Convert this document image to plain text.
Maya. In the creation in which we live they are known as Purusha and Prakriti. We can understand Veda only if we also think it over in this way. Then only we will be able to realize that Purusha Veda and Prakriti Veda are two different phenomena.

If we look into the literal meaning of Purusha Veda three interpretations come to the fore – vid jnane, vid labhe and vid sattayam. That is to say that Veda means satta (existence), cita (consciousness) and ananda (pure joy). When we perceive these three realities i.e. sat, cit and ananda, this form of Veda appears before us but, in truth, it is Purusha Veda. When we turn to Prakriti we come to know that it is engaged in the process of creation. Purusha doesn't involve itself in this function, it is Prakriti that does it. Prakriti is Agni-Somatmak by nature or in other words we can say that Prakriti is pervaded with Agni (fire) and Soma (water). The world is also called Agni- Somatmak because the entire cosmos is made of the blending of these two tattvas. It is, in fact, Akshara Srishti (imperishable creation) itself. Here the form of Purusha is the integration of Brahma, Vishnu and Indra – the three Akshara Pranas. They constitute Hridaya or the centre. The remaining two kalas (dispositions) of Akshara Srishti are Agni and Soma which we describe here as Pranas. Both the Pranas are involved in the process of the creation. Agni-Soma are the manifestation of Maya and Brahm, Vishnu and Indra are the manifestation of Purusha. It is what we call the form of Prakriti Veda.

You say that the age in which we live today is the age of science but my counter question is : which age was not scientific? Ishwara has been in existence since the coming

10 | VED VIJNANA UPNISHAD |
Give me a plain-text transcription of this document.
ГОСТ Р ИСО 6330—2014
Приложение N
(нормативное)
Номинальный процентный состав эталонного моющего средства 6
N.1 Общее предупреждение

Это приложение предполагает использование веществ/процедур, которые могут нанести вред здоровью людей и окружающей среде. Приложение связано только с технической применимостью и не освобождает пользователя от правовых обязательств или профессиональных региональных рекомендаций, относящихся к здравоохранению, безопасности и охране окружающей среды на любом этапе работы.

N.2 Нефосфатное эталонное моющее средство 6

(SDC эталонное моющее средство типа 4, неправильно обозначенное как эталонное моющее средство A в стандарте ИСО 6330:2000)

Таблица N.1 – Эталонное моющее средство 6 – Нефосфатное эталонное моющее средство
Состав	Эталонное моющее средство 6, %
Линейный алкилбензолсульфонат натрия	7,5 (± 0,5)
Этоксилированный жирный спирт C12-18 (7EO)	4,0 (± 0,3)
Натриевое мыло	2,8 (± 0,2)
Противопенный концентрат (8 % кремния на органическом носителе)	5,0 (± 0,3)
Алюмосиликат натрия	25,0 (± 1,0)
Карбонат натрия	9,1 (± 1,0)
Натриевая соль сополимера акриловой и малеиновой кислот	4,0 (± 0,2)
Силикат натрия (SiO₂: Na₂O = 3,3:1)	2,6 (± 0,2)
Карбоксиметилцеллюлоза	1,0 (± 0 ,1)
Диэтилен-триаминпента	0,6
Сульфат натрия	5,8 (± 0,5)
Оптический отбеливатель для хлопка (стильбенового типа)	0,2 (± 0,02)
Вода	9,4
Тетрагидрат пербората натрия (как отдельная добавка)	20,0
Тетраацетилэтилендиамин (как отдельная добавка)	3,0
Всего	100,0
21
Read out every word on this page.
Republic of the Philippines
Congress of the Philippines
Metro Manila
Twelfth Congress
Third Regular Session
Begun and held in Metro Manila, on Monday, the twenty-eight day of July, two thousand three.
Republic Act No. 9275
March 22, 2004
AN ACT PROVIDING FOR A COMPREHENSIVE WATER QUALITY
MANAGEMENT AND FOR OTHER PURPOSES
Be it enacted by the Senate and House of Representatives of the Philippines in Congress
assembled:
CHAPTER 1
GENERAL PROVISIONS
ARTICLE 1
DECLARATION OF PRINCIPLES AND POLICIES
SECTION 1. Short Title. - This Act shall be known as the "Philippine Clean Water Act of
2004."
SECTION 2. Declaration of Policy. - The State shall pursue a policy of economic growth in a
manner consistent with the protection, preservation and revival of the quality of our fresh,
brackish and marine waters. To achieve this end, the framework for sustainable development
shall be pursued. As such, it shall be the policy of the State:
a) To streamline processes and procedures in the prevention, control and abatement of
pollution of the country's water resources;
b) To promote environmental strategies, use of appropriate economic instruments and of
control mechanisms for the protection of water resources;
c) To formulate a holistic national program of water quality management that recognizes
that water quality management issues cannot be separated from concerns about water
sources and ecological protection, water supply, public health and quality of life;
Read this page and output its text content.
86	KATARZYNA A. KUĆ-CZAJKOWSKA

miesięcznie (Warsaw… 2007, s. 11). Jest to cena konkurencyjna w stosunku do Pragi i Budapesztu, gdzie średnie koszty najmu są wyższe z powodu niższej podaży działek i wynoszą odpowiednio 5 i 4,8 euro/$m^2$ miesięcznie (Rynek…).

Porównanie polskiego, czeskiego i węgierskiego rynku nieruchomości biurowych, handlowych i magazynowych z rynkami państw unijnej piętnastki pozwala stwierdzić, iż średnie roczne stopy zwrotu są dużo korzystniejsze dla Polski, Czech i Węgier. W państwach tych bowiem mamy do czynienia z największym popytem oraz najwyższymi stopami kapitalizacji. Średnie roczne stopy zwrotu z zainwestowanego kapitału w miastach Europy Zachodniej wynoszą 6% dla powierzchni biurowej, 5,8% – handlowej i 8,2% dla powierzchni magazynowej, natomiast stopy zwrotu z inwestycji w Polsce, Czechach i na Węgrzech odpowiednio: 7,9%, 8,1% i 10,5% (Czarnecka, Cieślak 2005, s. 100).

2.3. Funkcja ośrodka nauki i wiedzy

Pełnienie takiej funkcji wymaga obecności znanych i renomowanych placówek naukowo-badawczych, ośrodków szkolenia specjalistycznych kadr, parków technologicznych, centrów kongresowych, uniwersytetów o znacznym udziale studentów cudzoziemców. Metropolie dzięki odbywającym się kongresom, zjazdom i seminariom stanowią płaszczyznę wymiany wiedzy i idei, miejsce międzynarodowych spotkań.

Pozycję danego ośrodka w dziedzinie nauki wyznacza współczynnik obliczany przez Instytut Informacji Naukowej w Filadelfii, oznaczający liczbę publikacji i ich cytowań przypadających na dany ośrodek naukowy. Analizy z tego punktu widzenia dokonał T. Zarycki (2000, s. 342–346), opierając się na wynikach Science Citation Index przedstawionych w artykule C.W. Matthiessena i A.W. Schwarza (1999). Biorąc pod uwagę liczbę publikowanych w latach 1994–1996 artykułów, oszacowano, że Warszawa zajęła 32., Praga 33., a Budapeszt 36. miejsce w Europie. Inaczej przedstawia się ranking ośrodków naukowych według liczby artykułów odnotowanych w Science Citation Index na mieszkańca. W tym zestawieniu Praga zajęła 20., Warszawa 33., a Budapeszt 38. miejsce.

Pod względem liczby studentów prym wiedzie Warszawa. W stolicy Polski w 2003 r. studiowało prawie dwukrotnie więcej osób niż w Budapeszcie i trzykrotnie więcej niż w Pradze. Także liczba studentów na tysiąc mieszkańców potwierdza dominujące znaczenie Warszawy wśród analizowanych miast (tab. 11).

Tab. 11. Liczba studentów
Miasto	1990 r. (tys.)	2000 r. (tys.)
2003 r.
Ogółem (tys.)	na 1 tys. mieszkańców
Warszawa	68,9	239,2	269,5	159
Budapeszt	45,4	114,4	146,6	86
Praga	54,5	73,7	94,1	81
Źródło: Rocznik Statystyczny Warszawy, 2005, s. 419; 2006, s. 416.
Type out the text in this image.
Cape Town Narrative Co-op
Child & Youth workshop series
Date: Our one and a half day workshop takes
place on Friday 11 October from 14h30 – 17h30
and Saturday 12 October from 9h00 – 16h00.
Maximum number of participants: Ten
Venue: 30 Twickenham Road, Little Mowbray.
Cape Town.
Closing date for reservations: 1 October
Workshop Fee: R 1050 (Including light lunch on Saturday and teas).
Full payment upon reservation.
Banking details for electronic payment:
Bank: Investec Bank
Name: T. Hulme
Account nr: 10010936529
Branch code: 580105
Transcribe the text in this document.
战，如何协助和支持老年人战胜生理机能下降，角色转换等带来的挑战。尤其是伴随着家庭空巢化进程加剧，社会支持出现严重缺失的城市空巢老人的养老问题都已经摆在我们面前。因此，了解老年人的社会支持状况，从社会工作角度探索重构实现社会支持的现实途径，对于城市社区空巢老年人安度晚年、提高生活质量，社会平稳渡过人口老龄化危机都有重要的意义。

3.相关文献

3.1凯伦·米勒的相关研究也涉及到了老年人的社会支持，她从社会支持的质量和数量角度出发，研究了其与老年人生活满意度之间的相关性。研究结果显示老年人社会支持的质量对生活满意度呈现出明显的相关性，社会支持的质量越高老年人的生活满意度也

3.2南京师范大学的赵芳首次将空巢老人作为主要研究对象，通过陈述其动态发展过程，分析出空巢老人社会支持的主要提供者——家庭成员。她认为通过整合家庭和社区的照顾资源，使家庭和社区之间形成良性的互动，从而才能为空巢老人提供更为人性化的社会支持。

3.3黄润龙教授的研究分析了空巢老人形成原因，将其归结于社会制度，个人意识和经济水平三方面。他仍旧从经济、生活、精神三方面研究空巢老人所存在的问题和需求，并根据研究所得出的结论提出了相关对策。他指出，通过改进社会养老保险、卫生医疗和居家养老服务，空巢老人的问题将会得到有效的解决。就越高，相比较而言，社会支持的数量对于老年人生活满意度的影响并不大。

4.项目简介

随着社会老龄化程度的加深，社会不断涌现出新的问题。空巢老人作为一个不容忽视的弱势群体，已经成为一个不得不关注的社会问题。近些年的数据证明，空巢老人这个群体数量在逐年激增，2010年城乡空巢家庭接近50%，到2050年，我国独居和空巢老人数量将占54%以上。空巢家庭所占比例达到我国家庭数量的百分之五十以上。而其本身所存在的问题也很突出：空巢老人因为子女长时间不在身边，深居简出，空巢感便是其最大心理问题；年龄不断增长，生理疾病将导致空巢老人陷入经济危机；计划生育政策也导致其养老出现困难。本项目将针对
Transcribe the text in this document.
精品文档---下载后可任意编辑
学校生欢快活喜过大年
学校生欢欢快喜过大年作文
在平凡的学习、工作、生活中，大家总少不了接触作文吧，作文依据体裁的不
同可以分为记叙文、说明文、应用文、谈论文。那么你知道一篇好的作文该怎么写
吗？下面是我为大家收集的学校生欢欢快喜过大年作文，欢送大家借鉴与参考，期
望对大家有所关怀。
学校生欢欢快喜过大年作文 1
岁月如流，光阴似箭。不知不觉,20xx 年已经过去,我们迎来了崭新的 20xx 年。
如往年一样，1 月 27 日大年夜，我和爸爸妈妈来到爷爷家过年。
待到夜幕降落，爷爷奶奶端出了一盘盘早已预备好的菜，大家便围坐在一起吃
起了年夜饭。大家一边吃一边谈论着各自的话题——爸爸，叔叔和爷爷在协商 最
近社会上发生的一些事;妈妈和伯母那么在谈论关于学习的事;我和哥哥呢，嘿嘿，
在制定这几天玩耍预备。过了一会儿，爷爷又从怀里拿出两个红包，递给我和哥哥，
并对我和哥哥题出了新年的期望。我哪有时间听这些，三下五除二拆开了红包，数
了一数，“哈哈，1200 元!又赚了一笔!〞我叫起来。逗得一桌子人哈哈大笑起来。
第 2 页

- - -

- **Exercise**: Gather up the lines that contain the word "plain".

- **Correct response**:
Convert this document image to plain text.
Give me a plain-text transcription of this document.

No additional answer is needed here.